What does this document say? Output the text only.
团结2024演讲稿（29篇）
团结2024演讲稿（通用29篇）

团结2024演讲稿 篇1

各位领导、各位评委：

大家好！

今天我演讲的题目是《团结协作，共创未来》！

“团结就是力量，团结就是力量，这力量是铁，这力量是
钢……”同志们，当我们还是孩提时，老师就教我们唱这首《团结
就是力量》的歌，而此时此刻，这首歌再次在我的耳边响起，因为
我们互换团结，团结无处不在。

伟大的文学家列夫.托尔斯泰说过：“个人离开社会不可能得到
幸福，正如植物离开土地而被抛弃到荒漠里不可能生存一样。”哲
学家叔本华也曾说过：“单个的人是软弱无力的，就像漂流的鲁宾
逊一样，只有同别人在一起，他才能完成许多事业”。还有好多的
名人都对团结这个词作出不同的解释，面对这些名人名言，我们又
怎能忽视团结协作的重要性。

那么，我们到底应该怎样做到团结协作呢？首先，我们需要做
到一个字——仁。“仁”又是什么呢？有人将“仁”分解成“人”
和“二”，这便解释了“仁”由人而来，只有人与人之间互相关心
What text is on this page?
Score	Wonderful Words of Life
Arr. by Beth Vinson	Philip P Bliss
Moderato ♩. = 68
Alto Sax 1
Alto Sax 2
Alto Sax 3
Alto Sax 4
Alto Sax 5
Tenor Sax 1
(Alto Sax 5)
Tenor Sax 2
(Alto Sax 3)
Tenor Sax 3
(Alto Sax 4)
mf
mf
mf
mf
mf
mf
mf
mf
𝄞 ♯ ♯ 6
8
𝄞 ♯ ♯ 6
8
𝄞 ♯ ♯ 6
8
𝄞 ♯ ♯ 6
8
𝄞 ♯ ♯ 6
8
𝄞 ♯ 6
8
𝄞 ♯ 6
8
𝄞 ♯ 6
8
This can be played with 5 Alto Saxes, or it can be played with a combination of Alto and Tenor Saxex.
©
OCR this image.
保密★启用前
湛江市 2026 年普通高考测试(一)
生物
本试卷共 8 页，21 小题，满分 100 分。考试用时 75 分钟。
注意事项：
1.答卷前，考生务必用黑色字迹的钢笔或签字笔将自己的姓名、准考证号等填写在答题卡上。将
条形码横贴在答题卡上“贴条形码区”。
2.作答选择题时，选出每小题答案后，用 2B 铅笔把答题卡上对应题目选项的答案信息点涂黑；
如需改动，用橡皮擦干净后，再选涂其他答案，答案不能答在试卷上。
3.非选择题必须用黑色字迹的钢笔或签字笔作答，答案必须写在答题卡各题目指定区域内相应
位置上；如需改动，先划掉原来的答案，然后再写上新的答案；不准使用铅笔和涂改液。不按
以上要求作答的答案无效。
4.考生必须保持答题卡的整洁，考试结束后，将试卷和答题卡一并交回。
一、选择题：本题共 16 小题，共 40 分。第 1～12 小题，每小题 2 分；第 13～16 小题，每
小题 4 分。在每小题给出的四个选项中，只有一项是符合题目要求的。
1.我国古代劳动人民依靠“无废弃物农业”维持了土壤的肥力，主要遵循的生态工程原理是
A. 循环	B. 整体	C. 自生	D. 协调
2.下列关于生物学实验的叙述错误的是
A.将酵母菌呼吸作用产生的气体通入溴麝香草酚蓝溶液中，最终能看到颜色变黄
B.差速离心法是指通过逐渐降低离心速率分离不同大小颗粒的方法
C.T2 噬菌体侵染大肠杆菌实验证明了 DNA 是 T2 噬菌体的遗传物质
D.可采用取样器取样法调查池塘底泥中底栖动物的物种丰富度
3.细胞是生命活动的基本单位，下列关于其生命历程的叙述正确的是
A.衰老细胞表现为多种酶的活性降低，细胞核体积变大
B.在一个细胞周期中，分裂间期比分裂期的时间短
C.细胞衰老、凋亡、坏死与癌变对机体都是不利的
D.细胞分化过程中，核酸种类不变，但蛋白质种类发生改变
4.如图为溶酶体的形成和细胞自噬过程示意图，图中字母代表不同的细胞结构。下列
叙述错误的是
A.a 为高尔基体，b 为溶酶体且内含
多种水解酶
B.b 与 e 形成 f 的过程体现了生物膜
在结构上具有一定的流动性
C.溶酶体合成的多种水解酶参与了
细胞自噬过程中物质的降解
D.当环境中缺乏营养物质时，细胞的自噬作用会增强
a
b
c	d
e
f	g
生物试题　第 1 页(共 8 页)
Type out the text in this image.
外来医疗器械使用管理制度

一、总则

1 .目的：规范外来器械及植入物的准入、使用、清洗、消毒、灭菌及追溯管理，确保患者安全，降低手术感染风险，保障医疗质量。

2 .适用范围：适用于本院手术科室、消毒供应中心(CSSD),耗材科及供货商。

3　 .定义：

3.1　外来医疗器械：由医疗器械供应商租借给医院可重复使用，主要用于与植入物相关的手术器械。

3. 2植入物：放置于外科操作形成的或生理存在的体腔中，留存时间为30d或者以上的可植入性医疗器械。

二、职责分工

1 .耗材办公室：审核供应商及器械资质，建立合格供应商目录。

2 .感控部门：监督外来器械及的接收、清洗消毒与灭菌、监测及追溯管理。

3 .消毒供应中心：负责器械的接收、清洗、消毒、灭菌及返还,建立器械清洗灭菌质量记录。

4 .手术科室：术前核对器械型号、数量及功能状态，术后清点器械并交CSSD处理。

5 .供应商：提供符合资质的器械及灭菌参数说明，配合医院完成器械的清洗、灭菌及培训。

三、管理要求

▶ TASK INSTRUCTIONS
Restate each of the entries above verbatim.

▶ REPLY
What does this document say? Output the text only.
团结2024演讲稿（29篇）
团结2024演讲稿（通用29篇）

团结2024演讲稿 篇1

各位领导、各位评委：

大家好！

今天我演讲的题目是《团结协作，共创未来》！

“团结就是力量，团结就是力量，这力量是铁，这力量是
钢……”同志们，当我们还是孩提时，老师就教我们唱这首《团结
就是力量》的歌，而此时此刻，这首歌再次在我的耳边响起，因为
我们互换团结，团结无处不在。

伟大的文学家列夫.托尔斯泰说过：“个人离开社会不可能得到
幸福，正如植物离开土地而被抛弃到荒漠里不可能生存一样。”哲
学家叔本华也曾说过：“单个的人是软弱无力的，就像漂流的鲁宾
逊一样，只有同别人在一起，他才能完成许多事业”。还有好多的
名人都对团结这个词作出不同的解释，面对这些名人名言，我们又
怎能忽视团结协作的重要性。

那么，我们到底应该怎样做到团结协作呢？首先，我们需要做
到一个字——仁。“仁”又是什么呢？有人将“仁”分解成“人”
和“二”，这便解释了“仁”由人而来，只有人与人之间互相关心
What text is on this page?
Score	Wonderful Words of Life
Arr. by Beth Vinson	Philip P Bliss
Moderato ♩. = 68
Alto Sax 1
Alto Sax 2
Alto Sax 3
Alto Sax 4
Alto Sax 5
Tenor Sax 1
(Alto Sax 5)
Tenor Sax 2
(Alto Sax 3)
Tenor Sax 3
(Alto Sax 4)
mf
mf
mf
mf
mf
mf
mf
mf
𝄞 ♯ ♯ 6
8
𝄞 ♯ ♯ 6
8
𝄞 ♯ ♯ 6
8
𝄞 ♯ ♯ 6
8
𝄞 ♯ ♯ 6
8
𝄞 ♯ 6
8
𝄞 ♯ 6
8
𝄞 ♯ 6
8
This can be played with 5 Alto Saxes, or it can be played with a combination of Alto and Tenor Saxex.
©
OCR this image.
保密★启用前
湛江市 2026 年普通高考测试(一)
生物
本试卷共 8 页，21 小题，满分 100 分。考试用时 75 分钟。
注意事项：
1.答卷前，考生务必用黑色字迹的钢笔或签字笔将自己的姓名、准考证号等填写在答题卡上。将
条形码横贴在答题卡上“贴条形码区”。
2.作答选择题时，选出每小题答案后，用 2B 铅笔把答题卡上对应题目选项的答案信息点涂黑；
如需改动，用橡皮擦干净后，再选涂其他答案，答案不能答在试卷上。
3.非选择题必须用黑色字迹的钢笔或签字笔作答，答案必须写在答题卡各题目指定区域内相应
位置上；如需改动，先划掉原来的答案，然后再写上新的答案；不准使用铅笔和涂改液。不按
以上要求作答的答案无效。
4.考生必须保持答题卡的整洁，考试结束后，将试卷和答题卡一并交回。
一、选择题：本题共 16 小题，共 40 分。第 1～12 小题，每小题 2 分；第 13～16 小题，每
小题 4 分。在每小题给出的四个选项中，只有一项是符合题目要求的。
1.我国古代劳动人民依靠“无废弃物农业”维持了土壤的肥力，主要遵循的生态工程原理是
A. 循环	B. 整体	C. 自生	D. 协调
2.下列关于生物学实验的叙述错误的是
A.将酵母菌呼吸作用产生的气体通入溴麝香草酚蓝溶液中，最终能看到颜色变黄
B.差速离心法是指通过逐渐降低离心速率分离不同大小颗粒的方法
C.T2 噬菌体侵染大肠杆菌实验证明了 DNA 是 T2 噬菌体的遗传物质
D.可采用取样器取样法调查池塘底泥中底栖动物的物种丰富度
3.细胞是生命活动的基本单位，下列关于其生命历程的叙述正确的是
A.衰老细胞表现为多种酶的活性降低，细胞核体积变大
B.在一个细胞周期中，分裂间期比分裂期的时间短
C.细胞衰老、凋亡、坏死与癌变对机体都是不利的
D.细胞分化过程中，核酸种类不变，但蛋白质种类发生改变
4.如图为溶酶体的形成和细胞自噬过程示意图，图中字母代表不同的细胞结构。下列
叙述错误的是
A.a 为高尔基体，b 为溶酶体且内含
多种水解酶
B.b 与 e 形成 f 的过程体现了生物膜
在结构上具有一定的流动性
C.溶酶体合成的多种水解酶参与了
细胞自噬过程中物质的降解
D.当环境中缺乏营养物质时，细胞的自噬作用会增强
a
b
c	d
e
f	g
生物试题　第 1 页(共 8 页)
Type out the text in this image.
外来医疗器械使用管理制度

一、总则

1 .目的：规范外来器械及植入物的准入、使用、清洗、消毒、灭菌及追溯管理，确保患者安全，降低手术感染风险，保障医疗质量。

2 .适用范围：适用于本院手术科室、消毒供应中心(CSSD),耗材科及供货商。

3　 .定义：

3.1　外来医疗器械：由医疗器械供应商租借给医院可重复使用，主要用于与植入物相关的手术器械。

3. 2植入物：放置于外科操作形成的或生理存在的体腔中，留存时间为30d或者以上的可植入性医疗器械。

二、职责分工

1 .耗材办公室：审核供应商及器械资质，建立合格供应商目录。

2 .感控部门：监督外来器械及的接收、清洗消毒与灭菌、监测及追溯管理。

3 .消毒供应中心：负责器械的接收、清洗、消毒、灭菌及返还,建立器械清洗灭菌质量记录。

4 .手术科室：术前核对器械型号、数量及功能状态，术后清点器械并交CSSD处理。

5 .供应商：提供符合资质的器械及灭菌参数说明，配合医院完成器械的清洗、灭菌及培训。

三、管理要求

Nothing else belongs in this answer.